• Request
Transcribe the whole listing without a single picture.

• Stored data
════════════════════

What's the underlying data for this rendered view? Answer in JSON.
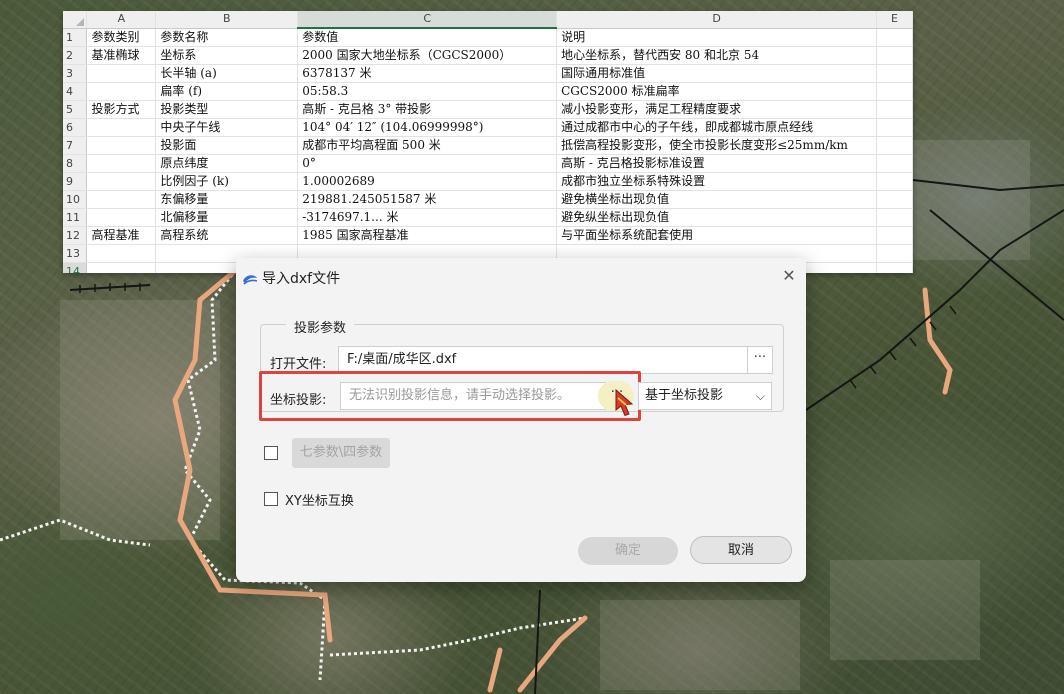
{
  "spreadsheet": {
    "columns": [
      "A",
      "B",
      "C",
      "D",
      "E"
    ],
    "selected_column": "C",
    "active_row": "14",
    "rows": [
      {
        "n": "1",
        "a": "参数类别",
        "b": "参数名称",
        "c": "参数值",
        "d": "说明"
      },
      {
        "n": "2",
        "a": "基准椭球",
        "b": "坐标系",
        "c": "2000 国家大地坐标系（CGCS2000）",
        "d": "地心坐标系，替代西安 80 和北京 54"
      },
      {
        "n": "3",
        "a": "",
        "b": "长半轴 (a)",
        "c": "6378137 米",
        "d": "国际通用标准值"
      },
      {
        "n": "4",
        "a": "",
        "b": "扁率 (f)",
        "c": "05:58.3",
        "d": "CGCS2000 标准扁率"
      },
      {
        "n": "5",
        "a": "投影方式",
        "b": "投影类型",
        "c": "高斯 - 克吕格 3°  带投影",
        "d": "减小投影变形，满足工程精度要求"
      },
      {
        "n": "6",
        "a": "",
        "b": "中央子午线",
        "c": "104° 04′ 12″ (104.06999998°)",
        "d": "通过成都市中心的子午线，即成都城市原点经线"
      },
      {
        "n": "7",
        "a": "",
        "b": "投影面",
        "c": "成都市平均高程面 500 米",
        "d": "抵偿高程投影变形，使全市投影长度变形≤25mm/km"
      },
      {
        "n": "8",
        "a": "",
        "b": "原点纬度",
        "c": "0°",
        "d": "高斯 - 克吕格投影标准设置"
      },
      {
        "n": "9",
        "a": "",
        "b": "比例因子 (k)",
        "c": "1.00002689",
        "d": "成都市独立坐标系特殊设置"
      },
      {
        "n": "10",
        "a": "",
        "b": "东偏移量",
        "c": "219881.245051587 米",
        "d": "避免横坐标出现负值"
      },
      {
        "n": "11",
        "a": "",
        "b": "北偏移量",
        "c": "-3174697.1... 米",
        "d": "避免纵坐标出现负值"
      },
      {
        "n": "12",
        "a": "高程基准",
        "b": "高程系统",
        "c": "1985 国家高程基准",
        "d": "与平面坐标系统配套使用"
      },
      {
        "n": "13",
        "a": "",
        "b": "",
        "c": "",
        "d": ""
      },
      {
        "n": "14",
        "a": "",
        "b": "",
        "c": "",
        "d": ""
      }
    ]
  },
  "dialog": {
    "title": "导入dxf文件",
    "close_glyph": "✕",
    "group_title": "投影参数",
    "open_file_label": "打开文件:",
    "open_file_value": "F:/桌面/成华区.dxf",
    "browse_glyph": "···",
    "projection_label": "坐标投影:",
    "projection_placeholder": "无法识别投影信息，请手动选择投影。",
    "projection_mode": "基于坐标投影",
    "seven_param_label": "七参数\\四参数",
    "seven_param_checked": false,
    "xy_swap_label": "XY坐标互换",
    "xy_swap_checked": false,
    "ok_label": "确定",
    "cancel_label": "取消"
  },
  "colors": {
    "excel_green": "#217346",
    "highlight_red": "#e0433f",
    "road_orange": "#e8a77e"
  }
}
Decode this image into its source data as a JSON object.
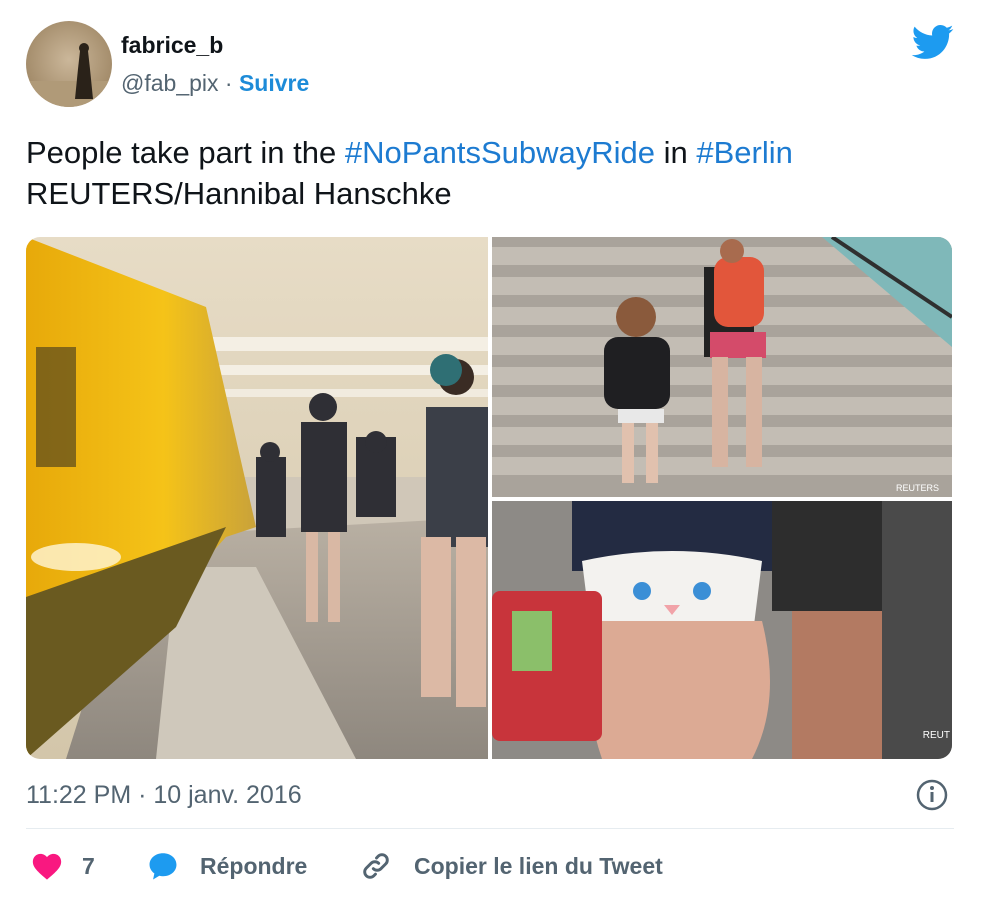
{
  "author": {
    "display_name": "fabrice_b",
    "handle": "@fab_pix",
    "separator": " · ",
    "follow_label": "Suivre"
  },
  "tweet": {
    "text_1": "People take part in the ",
    "hashtag_1": "#NoPantsSubwayRide",
    "text_2": " in ",
    "hashtag_2": "#Berlin",
    "line_2": "REUTERS/Hannibal Hanschke"
  },
  "media": {
    "photo_1": "subway-platform-photo",
    "photo_2": "stairs-photo",
    "photo_3": "cat-underwear-photo",
    "watermark_1": "REUTERS",
    "watermark_2": "REUT"
  },
  "meta": {
    "timestamp": "11:22 PM · 10 janv. 2016"
  },
  "actions": {
    "like_count": "7",
    "reply_label": "Répondre",
    "copy_link_label": "Copier le lien du Tweet"
  },
  "colors": {
    "link_blue": "#1d7bd1",
    "twitter_blue": "#1d9bf0",
    "like_pink": "#f91880",
    "muted_gray": "#536471"
  }
}
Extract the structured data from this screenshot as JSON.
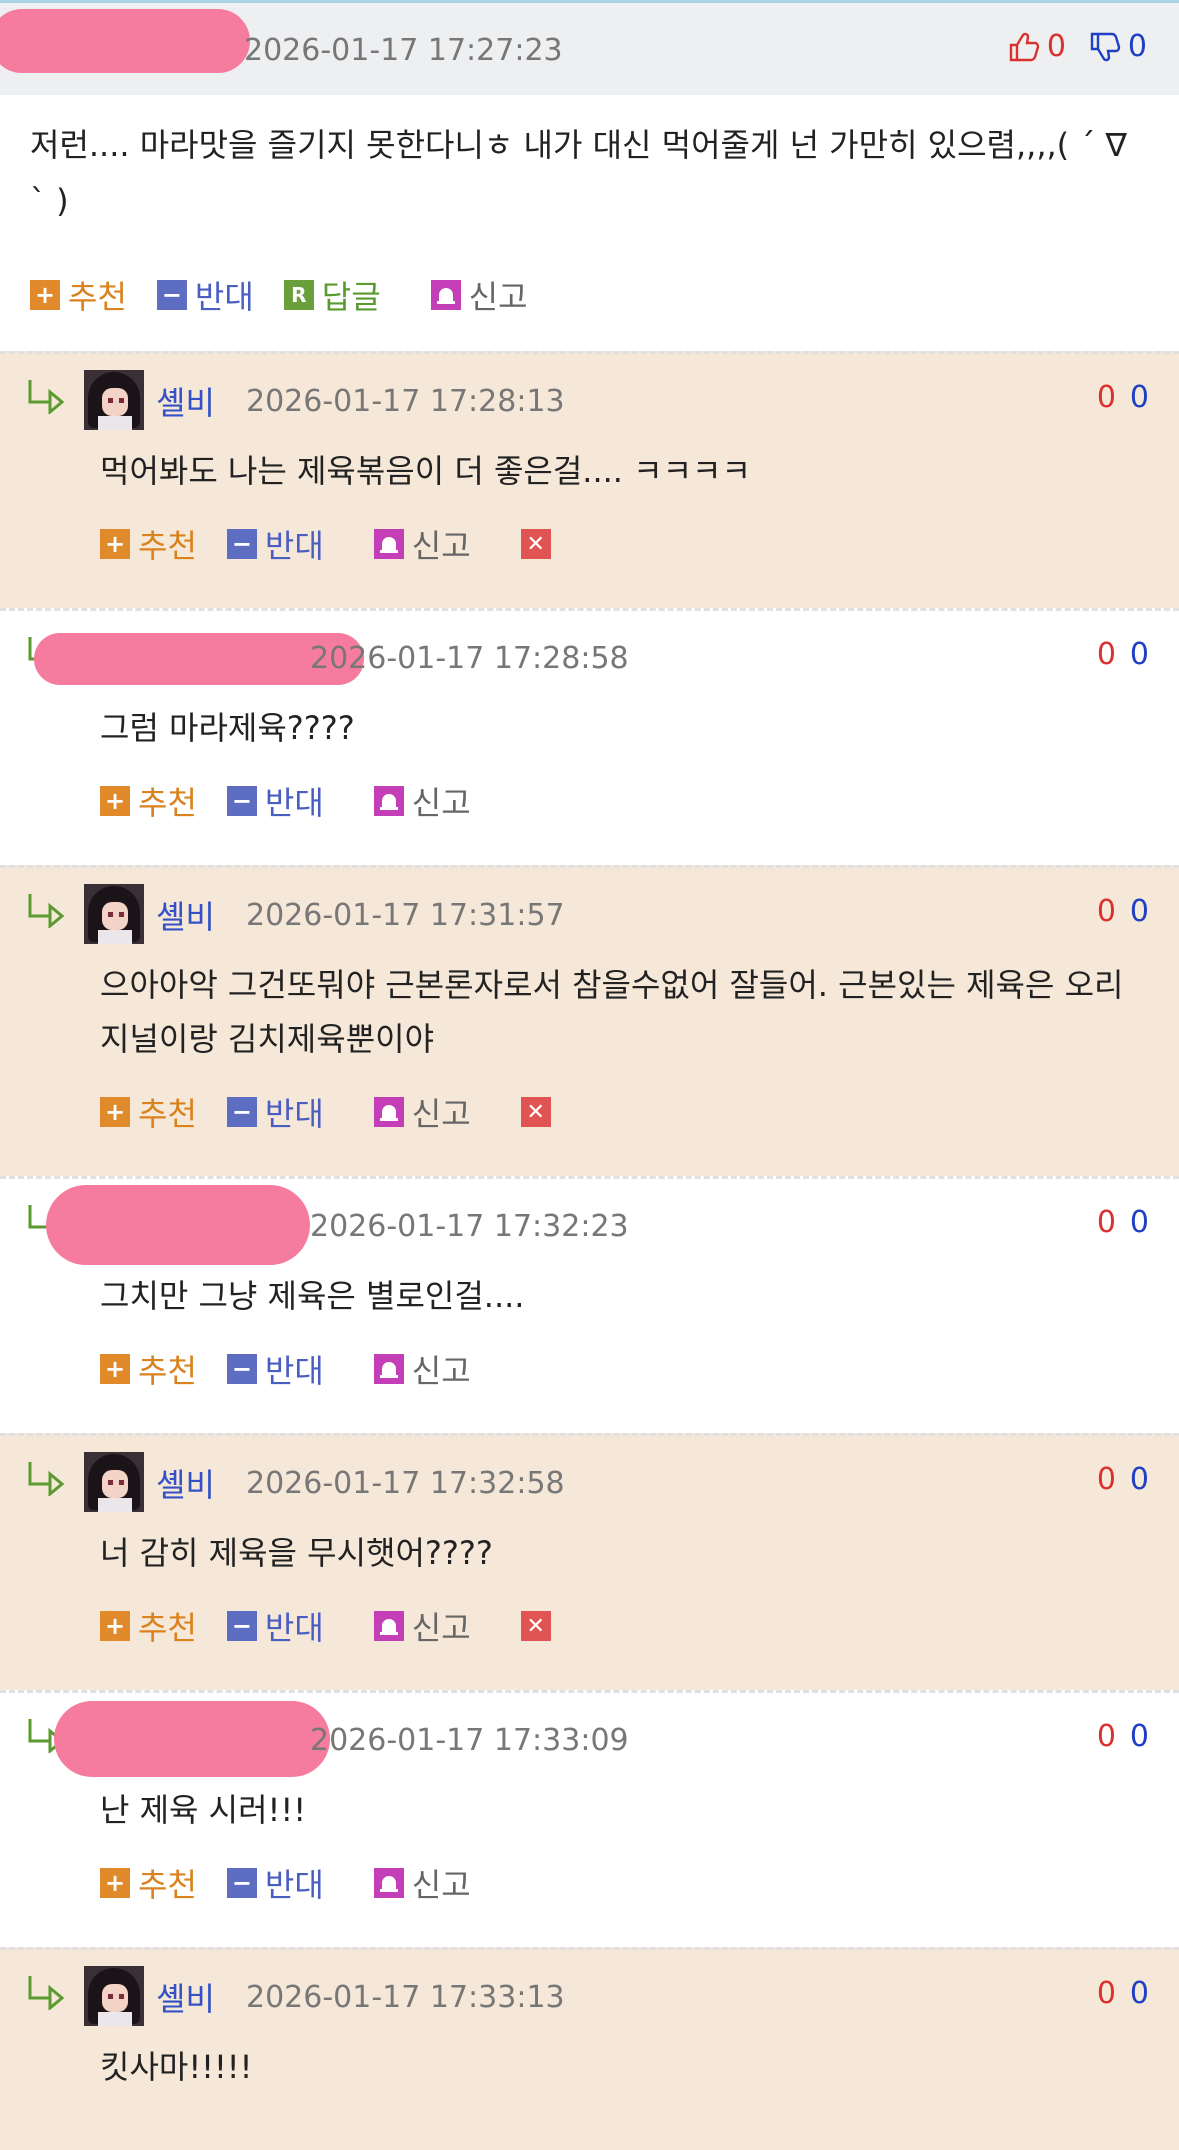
{
  "root": {
    "date": "2026-01-17 17:27:23",
    "up": "0",
    "down": "0",
    "body": "저런.... 마라맛을 즐기지 못한다니ㅎ 내가 대신 먹어줄게 넌 가만히 있으렴,,,,( ´ ∇ ` )",
    "actions": {
      "recommend": "추천",
      "oppose": "반대",
      "reply": "답글",
      "report": "신고"
    }
  },
  "labels": {
    "recommend": "추천",
    "oppose": "반대",
    "report": "신고"
  },
  "replies": [
    {
      "nick": "셸비",
      "date": "2026-01-17 17:28:13",
      "up": "0",
      "down": "0",
      "body": "먹어봐도 나는 제육볶음이 더 좋은걸.... ㅋㅋㅋㅋ"
    },
    {
      "nick": "",
      "date": "2026-01-17 17:28:58",
      "up": "0",
      "down": "0",
      "body": "그럼 마라제육????"
    },
    {
      "nick": "셸비",
      "date": "2026-01-17 17:31:57",
      "up": "0",
      "down": "0",
      "body": "으아아악 그건또뭐야 근본론자로서 참을수없어 잘들어. 근본있는 제육은 오리지널이랑 김치제육뿐이야"
    },
    {
      "nick": "",
      "date": "2026-01-17 17:32:23",
      "up": "0",
      "down": "0",
      "body": "그치만 그냥 제육은 별로인걸...."
    },
    {
      "nick": "셸비",
      "date": "2026-01-17 17:32:58",
      "up": "0",
      "down": "0",
      "body": "너 감히 제육을 무시햇어????"
    },
    {
      "nick": "",
      "date": "2026-01-17 17:33:09",
      "up": "0",
      "down": "0",
      "body": "난 제육 시러!!!"
    },
    {
      "nick": "셸비",
      "date": "2026-01-17 17:33:13",
      "up": "0",
      "down": "0",
      "body": "킷사마!!!!!"
    }
  ]
}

════════════════════

• In response
What's the underlying data for this rendered view? Answer in JSON.
{
  "spreadsheet": {
    "columns": [
      "A",
      "B",
      "C",
      "D",
      "E"
    ],
    "selected_column": "C",
    "active_row": "14",
    "rows": [
      {
        "n": "1",
        "a": "参数类别",
        "b": "参数名称",
        "c": "参数值",
        "d": "说明"
      },
      {
        "n": "2",
        "a": "基准椭球",
        "b": "坐标系",
        "c": "2000 国家大地坐标系（CGCS2000）",
        "d": "地心坐标系，替代西安 80 和北京 54"
      },
      {
        "n": "3",
        "a": "",
        "b": "长半轴 (a)",
        "c": "6378137 米",
        "d": "国际通用标准值"
      },
      {
        "n": "4",
        "a": "",
        "b": "扁率 (f)",
        "c": "05:58.3",
        "d": "CGCS2000 标准扁率"
      },
      {
        "n": "5",
        "a": "投影方式",
        "b": "投影类型",
        "c": "高斯 - 克吕格 3°  带投影",
        "d": "减小投影变形，满足工程精度要求"
      },
      {
        "n": "6",
        "a": "",
        "b": "中央子午线",
        "c": "104° 04′ 12″ (104.06999998°)",
        "d": "通过成都市中心的子午线，即成都城市原点经线"
      },
      {
        "n": "7",
        "a": "",
        "b": "投影面",
        "c": "成都市平均高程面 500 米",
        "d": "抵偿高程投影变形，使全市投影长度变形≤25mm/km"
      },
      {
        "n": "8",
        "a": "",
        "b": "原点纬度",
        "c": "0°",
        "d": "高斯 - 克吕格投影标准设置"
      },
      {
        "n": "9",
        "a": "",
        "b": "比例因子 (k)",
        "c": "1.00002689",
        "d": "成都市独立坐标系特殊设置"
      },
      {
        "n": "10",
        "a": "",
        "b": "东偏移量",
        "c": "219881.245051587 米",
        "d": "避免横坐标出现负值"
      },
      {
        "n": "11",
        "a": "",
        "b": "北偏移量",
        "c": "-3174697.1... 米",
        "d": "避免纵坐标出现负值"
      },
      {
        "n": "12",
        "a": "高程基准",
        "b": "高程系统",
        "c": "1985 国家高程基准",
        "d": "与平面坐标系统配套使用"
      },
      {
        "n": "13",
        "a": "",
        "b": "",
        "c": "",
        "d": ""
      },
      {
        "n": "14",
        "a": "",
        "b": "",
        "c": "",
        "d": ""
      }
    ]
  },
  "dialog": {
    "title": "导入dxf文件",
    "close_glyph": "✕",
    "group_title": "投影参数",
    "open_file_label": "打开文件:",
    "open_file_value": "F:/桌面/成华区.dxf",
    "browse_glyph": "···",
    "projection_label": "坐标投影:",
    "projection_placeholder": "无法识别投影信息，请手动选择投影。",
    "projection_mode": "基于坐标投影",
    "seven_param_label": "七参数\\四参数",
    "seven_param_checked": false,
    "xy_swap_label": "XY坐标互换",
    "xy_swap_checked": false,
    "ok_label": "确定",
    "cancel_label": "取消"
  },
  "colors": {
    "excel_green": "#217346",
    "highlight_red": "#e0433f",
    "road_orange": "#e8a77e"
  }
}
Decode this image into its source data as a JSON object.
{
  "author": {
    "display_name": "fabrice_b",
    "handle": "@fab_pix",
    "separator": " · ",
    "follow_label": "Suivre"
  },
  "tweet": {
    "text_1": "People take part in the ",
    "hashtag_1": "#NoPantsSubwayRide",
    "text_2": " in ",
    "hashtag_2": "#Berlin",
    "line_2": "REUTERS/Hannibal Hanschke"
  },
  "media": {
    "photo_1": "subway-platform-photo",
    "photo_2": "stairs-photo",
    "photo_3": "cat-underwear-photo",
    "watermark_1": "REUTERS",
    "watermark_2": "REUT"
  },
  "meta": {
    "timestamp": "11:22 PM · 10 janv. 2016"
  },
  "actions": {
    "like_count": "7",
    "reply_label": "Répondre",
    "copy_link_label": "Copier le lien du Tweet"
  },
  "colors": {
    "link_blue": "#1d7bd1",
    "twitter_blue": "#1d9bf0",
    "like_pink": "#f91880",
    "muted_gray": "#536471"
  }
}
Extract the structured data from this screenshot as JSON.
{
  "root": {
    "date": "2026-01-17 17:27:23",
    "up": "0",
    "down": "0",
    "body": "저런.... 마라맛을 즐기지 못한다니ㅎ 내가 대신 먹어줄게 넌 가만히 있으렴,,,,( ´ ∇ ` )",
    "actions": {
      "recommend": "추천",
      "oppose": "반대",
      "reply": "답글",
      "report": "신고"
    }
  },
  "labels": {
    "recommend": "추천",
    "oppose": "반대",
    "report": "신고"
  },
  "replies": [
    {
      "nick": "셸비",
      "date": "2026-01-17 17:28:13",
      "up": "0",
      "down": "0",
      "body": "먹어봐도 나는 제육볶음이 더 좋은걸.... ㅋㅋㅋㅋ"
    },
    {
      "nick": "",
      "date": "2026-01-17 17:28:58",
      "up": "0",
      "down": "0",
      "body": "그럼 마라제육????"
    },
    {
      "nick": "셸비",
      "date": "2026-01-17 17:31:57",
      "up": "0",
      "down": "0",
      "body": "으아아악 그건또뭐야 근본론자로서 참을수없어 잘들어. 근본있는 제육은 오리지널이랑 김치제육뿐이야"
    },
    {
      "nick": "",
      "date": "2026-01-17 17:32:23",
      "up": "0",
      "down": "0",
      "body": "그치만 그냥 제육은 별로인걸...."
    },
    {
      "nick": "셸비",
      "date": "2026-01-17 17:32:58",
      "up": "0",
      "down": "0",
      "body": "너 감히 제육을 무시햇어????"
    },
    {
      "nick": "",
      "date": "2026-01-17 17:33:09",
      "up": "0",
      "down": "0",
      "body": "난 제육 시러!!!"
    },
    {
      "nick": "셸비",
      "date": "2026-01-17 17:33:13",
      "up": "0",
      "down": "0",
      "body": "킷사마!!!!!"
    }
  ]
}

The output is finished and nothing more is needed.